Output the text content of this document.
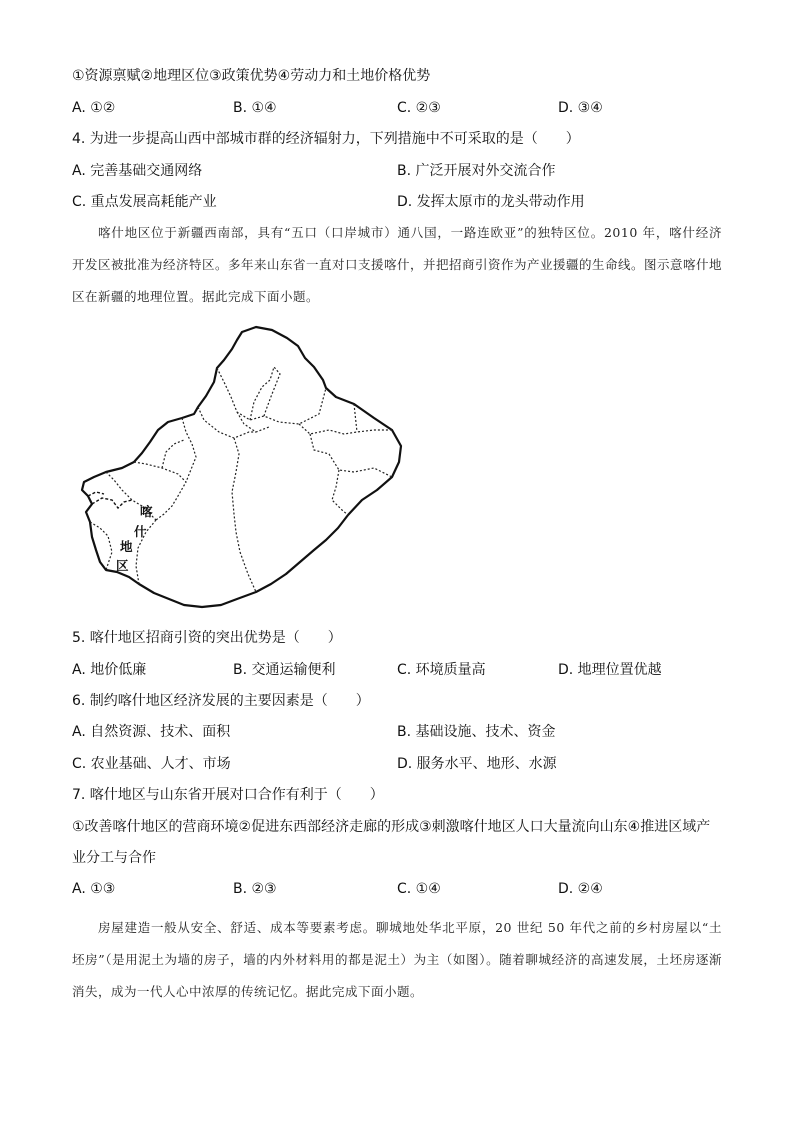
①资源禀赋②地理区位③政策优势④劳动力和土地价格优势
A. ①②	B. ①④	C. ②③	D. ③④
4. 为进一步提高山西中部城市群的经济辐射力，下列措施中不可采取的是（　　）
A. 完善基础交通网络	B. 广泛开展对外交流合作
C. 重点发展高耗能产业	D. 发挥太原市的龙头带动作用

喀什地区位于新疆西南部，具有“五口（口岸城市）通八国，一路连欧亚”的独特区位。2010 年，喀什经济开发区被批准为经济特区。多年来山东省一直对口支援喀什，并把招商引资作为产业援疆的生命线。图示意喀什地区在新疆的地理位置。据此完成下面小题。

喀
什
地
区
5. 喀什地区招商引资的突出优势是（　　）
A. 地价低廉	B. 交通运输便利	C. 环境质量高	D. 地理位置优越
6. 制约喀什地区经济发展的主要因素是（　　）
A. 自然资源、技术、面积	B. 基础设施、技术、资金
C. 农业基础、人才、市场	D. 服务水平、地形、水源
7. 喀什地区与山东省开展对口合作有利于（　　）
①改善喀什地区的营商环境②促进东西部经济走廊的形成③刺激喀什地区人口大量流向山东④推进区域产
业分工与合作
A. ①③	B. ②③	C. ①④	D. ②④

房屋建造一般从安全、舒适、成本等要素考虑。聊城地处华北平原，20 世纪 50 年代之前的乡村房屋以“土坯房”（是用泥土为墙的房子，墙的内外材料用的都是泥土）为主（如图）。随着聊城经济的高速发展，土坯房逐渐消失，成为一代人心中浓厚的传统记忆。据此完成下面小题。
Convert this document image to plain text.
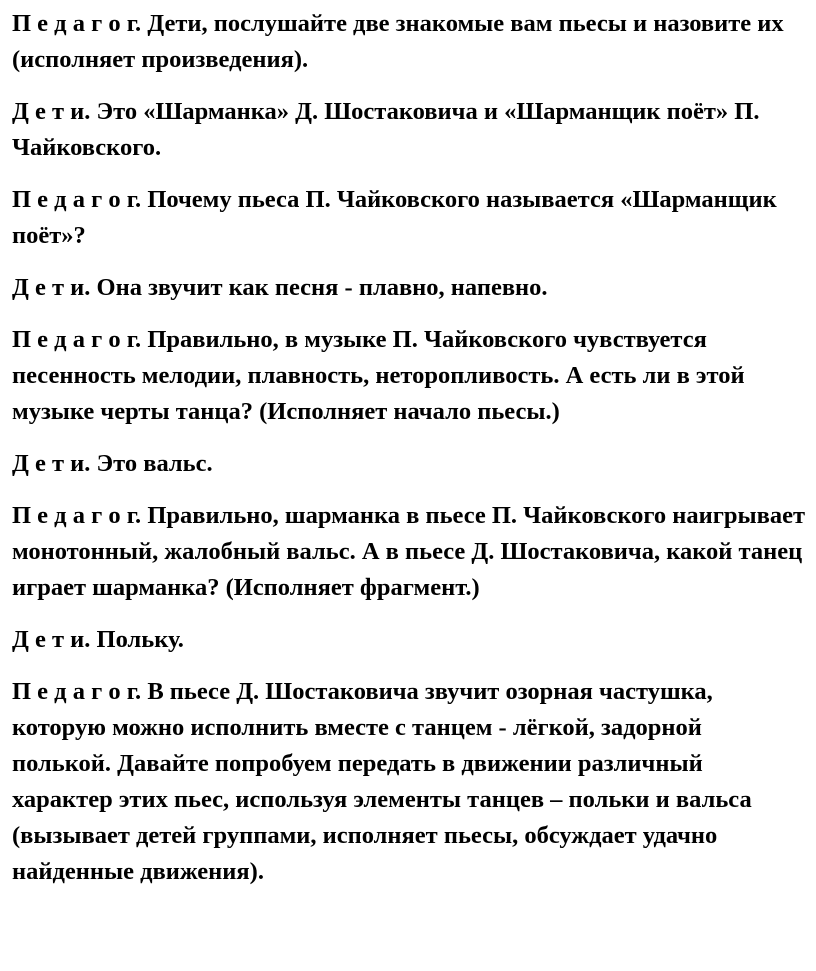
П е д а г о г. Дети, послушайте две знакомые вам пьесы и назовите их (исполняет произведения).

Д е т и. Это «Шарманка» Д. Шостаковича и «Шарманщик поёт» П. Чайковского.

П е д а г о г. Почему пьеса П. Чайковского называется «Шарманщик поёт»?

Д е т и. Она звучит как песня - плавно, напевно.

П е д а г о г. Правильно, в музыке П. Чайковского чувствуется песенность мелодии, плавность, неторопливость. А есть ли в этой музыке черты танца? (Исполняет начало пьесы.)

Д е т и. Это вальс.

П е д а г о г. Правильно, шарманка в пьесе П. Чайковского наигрывает монотонный, жалобный вальс. А в пьесе Д. Шостаковича, какой танец играет шарманка? (Исполняет фрагмент.)

Д е т и. Польку.

П е д а г о г. В пьесе Д. Шостаковича звучит озорная частушка, которую можно исполнить вместе с танцем - лёгкой, задорной полькой. Давайте попробуем передать в движении различный характер этих пьес, используя элементы танцев – польки и вальса (вызывает детей группами, исполняет пьесы, обсуждает удачно найденные движения).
⁂
▸ **Given instruction**
Every line should be retyped exactly, with the pictures omitted.

▸ **Exercise solution**
Output the text content of this document.
①资源禀赋②地理区位③政策优势④劳动力和土地价格优势
A. ①②	B. ①④	C. ②③	D. ③④
4. 为进一步提高山西中部城市群的经济辐射力，下列措施中不可采取的是（　　）
A. 完善基础交通网络	B. 广泛开展对外交流合作
C. 重点发展高耗能产业	D. 发挥太原市的龙头带动作用

喀什地区位于新疆西南部，具有“五口（口岸城市）通八国，一路连欧亚”的独特区位。2010 年，喀什经济开发区被批准为经济特区。多年来山东省一直对口支援喀什，并把招商引资作为产业援疆的生命线。图示意喀什地区在新疆的地理位置。据此完成下面小题。

喀
什
地
区
5. 喀什地区招商引资的突出优势是（　　）
A. 地价低廉	B. 交通运输便利	C. 环境质量高	D. 地理位置优越
6. 制约喀什地区经济发展的主要因素是（　　）
A. 自然资源、技术、面积	B. 基础设施、技术、资金
C. 农业基础、人才、市场	D. 服务水平、地形、水源
7. 喀什地区与山东省开展对口合作有利于（　　）
①改善喀什地区的营商环境②促进东西部经济走廊的形成③刺激喀什地区人口大量流向山东④推进区域产
业分工与合作
A. ①③	B. ②③	C. ①④	D. ②④

房屋建造一般从安全、舒适、成本等要素考虑。聊城地处华北平原，20 世纪 50 年代之前的乡村房屋以“土坯房”（是用泥土为墙的房子，墙的内外材料用的都是泥土）为主（如图）。随着聊城经济的高速发展，土坯房逐渐消失，成为一代人心中浓厚的传统记忆。据此完成下面小题。
Convert this document image to plain text.
П е д а г о г. Дети, послушайте две знакомые вам пьесы и назовите их (исполняет произведения).

Д е т и. Это «Шарманка» Д. Шостаковича и «Шарманщик поёт» П. Чайковского.

П е д а г о г. Почему пьеса П. Чайковского называется «Шарманщик поёт»?

Д е т и. Она звучит как песня - плавно, напевно.

П е д а г о г. Правильно, в музыке П. Чайковского чувствуется песенность мелодии, плавность, неторопливость. А есть ли в этой музыке черты танца? (Исполняет начало пьесы.)

Д е т и. Это вальс.

П е д а г о г. Правильно, шарманка в пьесе П. Чайковского наигрывает монотонный, жалобный вальс. А в пьесе Д. Шостаковича, какой танец играет шарманка? (Исполняет фрагмент.)

Д е т и. Польку.

П е д а г о г. В пьесе Д. Шостаковича звучит озорная частушка, которую можно исполнить вместе с танцем - лёгкой, задорной полькой. Давайте попробуем передать в движении различный характер этих пьес, используя элементы танцев – польки и вальса (вызывает детей группами, исполняет пьесы, обсуждает удачно найденные движения).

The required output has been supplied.